### SOURCE MATERIAL:
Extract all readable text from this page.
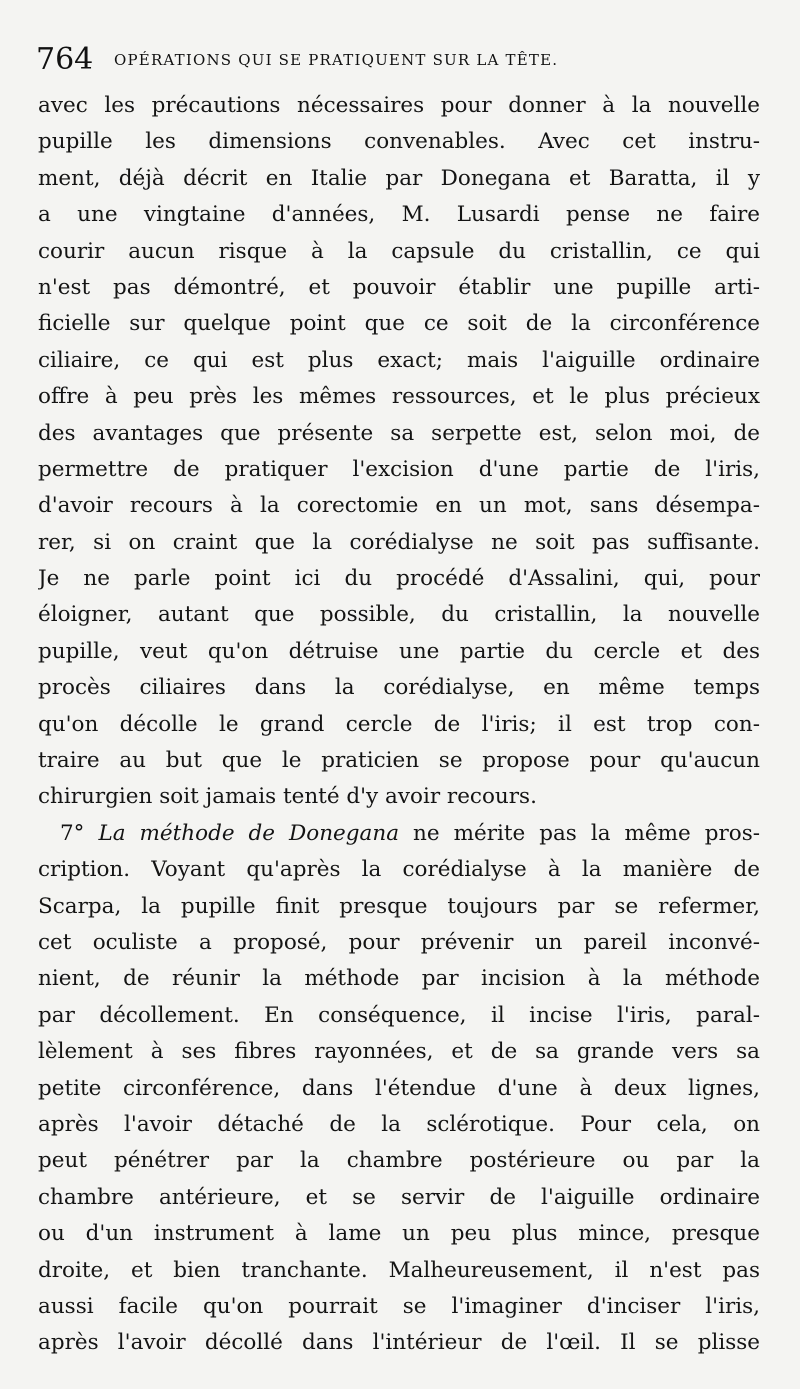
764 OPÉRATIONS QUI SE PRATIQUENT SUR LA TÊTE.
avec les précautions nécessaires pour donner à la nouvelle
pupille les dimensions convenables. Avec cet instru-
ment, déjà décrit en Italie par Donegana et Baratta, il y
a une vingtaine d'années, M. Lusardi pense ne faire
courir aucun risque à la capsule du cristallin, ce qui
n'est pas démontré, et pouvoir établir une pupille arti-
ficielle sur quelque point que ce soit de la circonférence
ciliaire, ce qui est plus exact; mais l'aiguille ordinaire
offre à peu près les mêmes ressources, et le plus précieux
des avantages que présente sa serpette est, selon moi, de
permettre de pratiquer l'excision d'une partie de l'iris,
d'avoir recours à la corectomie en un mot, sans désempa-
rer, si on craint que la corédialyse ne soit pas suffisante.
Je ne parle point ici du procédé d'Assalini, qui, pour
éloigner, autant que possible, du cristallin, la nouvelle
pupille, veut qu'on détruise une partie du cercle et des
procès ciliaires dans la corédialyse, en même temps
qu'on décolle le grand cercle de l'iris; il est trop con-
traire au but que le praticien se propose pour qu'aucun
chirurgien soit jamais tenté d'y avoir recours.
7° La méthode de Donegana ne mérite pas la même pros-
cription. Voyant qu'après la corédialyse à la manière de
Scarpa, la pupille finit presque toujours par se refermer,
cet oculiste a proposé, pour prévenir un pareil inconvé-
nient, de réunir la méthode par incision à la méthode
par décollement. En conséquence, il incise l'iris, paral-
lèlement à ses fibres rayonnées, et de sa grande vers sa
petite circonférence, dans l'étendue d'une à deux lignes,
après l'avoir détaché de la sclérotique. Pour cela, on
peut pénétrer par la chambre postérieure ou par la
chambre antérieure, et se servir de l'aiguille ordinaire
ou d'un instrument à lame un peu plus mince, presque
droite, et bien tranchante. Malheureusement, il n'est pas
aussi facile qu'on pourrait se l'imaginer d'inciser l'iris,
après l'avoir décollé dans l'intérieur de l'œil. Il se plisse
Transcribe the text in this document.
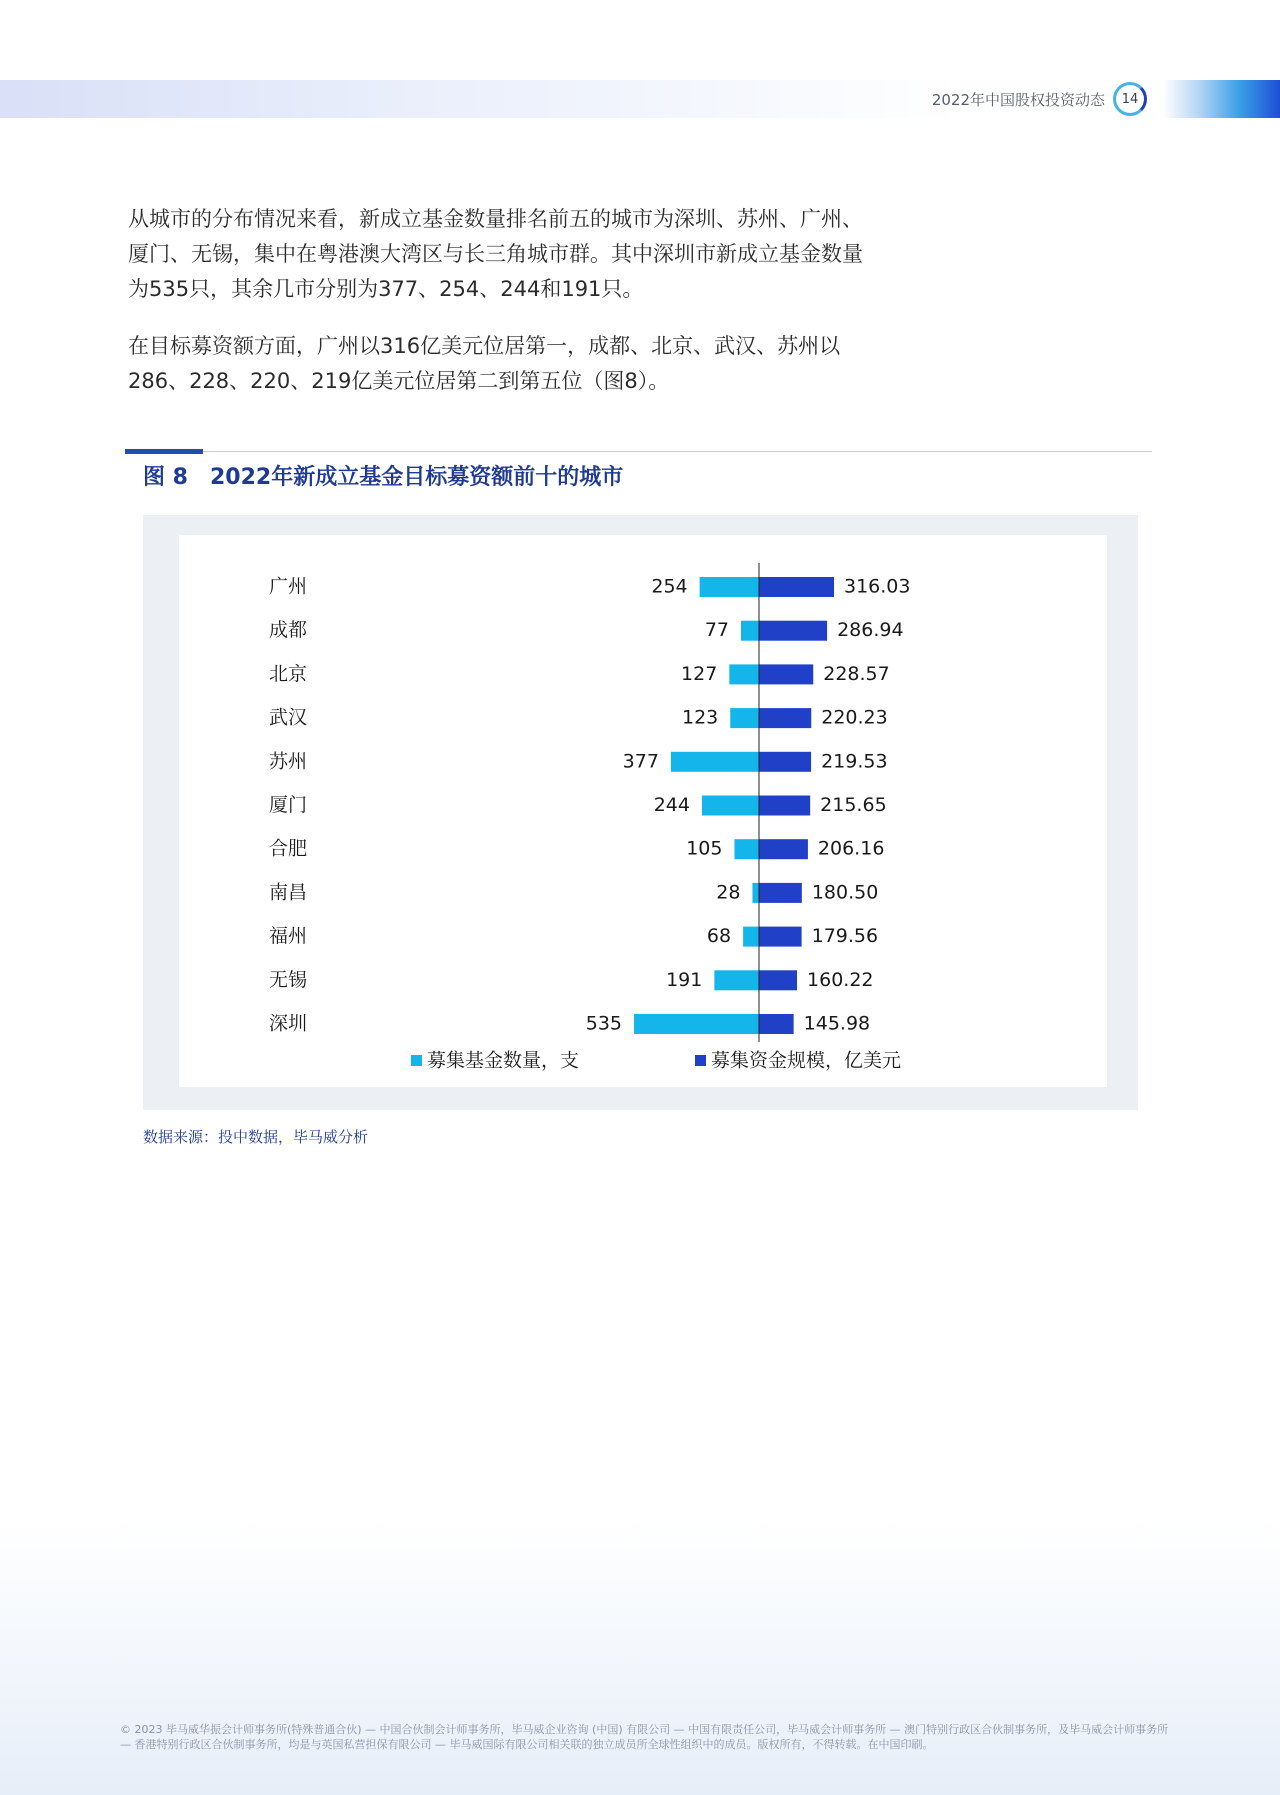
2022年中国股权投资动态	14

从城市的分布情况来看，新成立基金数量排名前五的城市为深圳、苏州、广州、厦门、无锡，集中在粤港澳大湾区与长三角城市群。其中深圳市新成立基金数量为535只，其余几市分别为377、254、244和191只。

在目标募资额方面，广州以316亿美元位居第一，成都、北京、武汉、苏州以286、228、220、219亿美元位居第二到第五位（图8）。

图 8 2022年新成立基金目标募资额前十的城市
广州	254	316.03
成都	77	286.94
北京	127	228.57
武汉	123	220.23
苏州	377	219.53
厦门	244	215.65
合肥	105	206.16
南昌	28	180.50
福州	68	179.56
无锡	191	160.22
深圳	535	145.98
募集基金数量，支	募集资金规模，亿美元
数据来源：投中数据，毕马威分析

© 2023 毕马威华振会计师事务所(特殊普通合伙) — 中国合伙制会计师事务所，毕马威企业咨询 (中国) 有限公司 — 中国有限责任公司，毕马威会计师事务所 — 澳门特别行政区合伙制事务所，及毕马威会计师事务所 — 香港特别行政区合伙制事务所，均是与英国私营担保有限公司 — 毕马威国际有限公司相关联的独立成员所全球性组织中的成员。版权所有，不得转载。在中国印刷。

### GOAL OF THE EXERCISE:
Take the line containing "Transcribe the text in this document." and every line after it up to the end of the entries, and quote them exactly. Both ends count; the pictures do not.

### COMPLETE RESPONSE:
Transcribe the text in this document.
2022年中国股权投资动态	14

从城市的分布情况来看，新成立基金数量排名前五的城市为深圳、苏州、广州、厦门、无锡，集中在粤港澳大湾区与长三角城市群。其中深圳市新成立基金数量为535只，其余几市分别为377、254、244和191只。

在目标募资额方面，广州以316亿美元位居第一，成都、北京、武汉、苏州以286、228、220、219亿美元位居第二到第五位（图8）。

图 8 2022年新成立基金目标募资额前十的城市
广州	254	316.03
成都	77	286.94
北京	127	228.57
武汉	123	220.23
苏州	377	219.53
厦门	244	215.65
合肥	105	206.16
南昌	28	180.50
福州	68	179.56
无锡	191	160.22
深圳	535	145.98
募集基金数量，支	募集资金规模，亿美元
数据来源：投中数据，毕马威分析

© 2023 毕马威华振会计师事务所(特殊普通合伙) — 中国合伙制会计师事务所，毕马威企业咨询 (中国) 有限公司 — 中国有限责任公司，毕马威会计师事务所 — 澳门特别行政区合伙制事务所，及毕马威会计师事务所 — 香港特别行政区合伙制事务所，均是与英国私营担保有限公司 — 毕马威国际有限公司相关联的独立成员所全球性组织中的成员。版权所有，不得转载。在中国印刷。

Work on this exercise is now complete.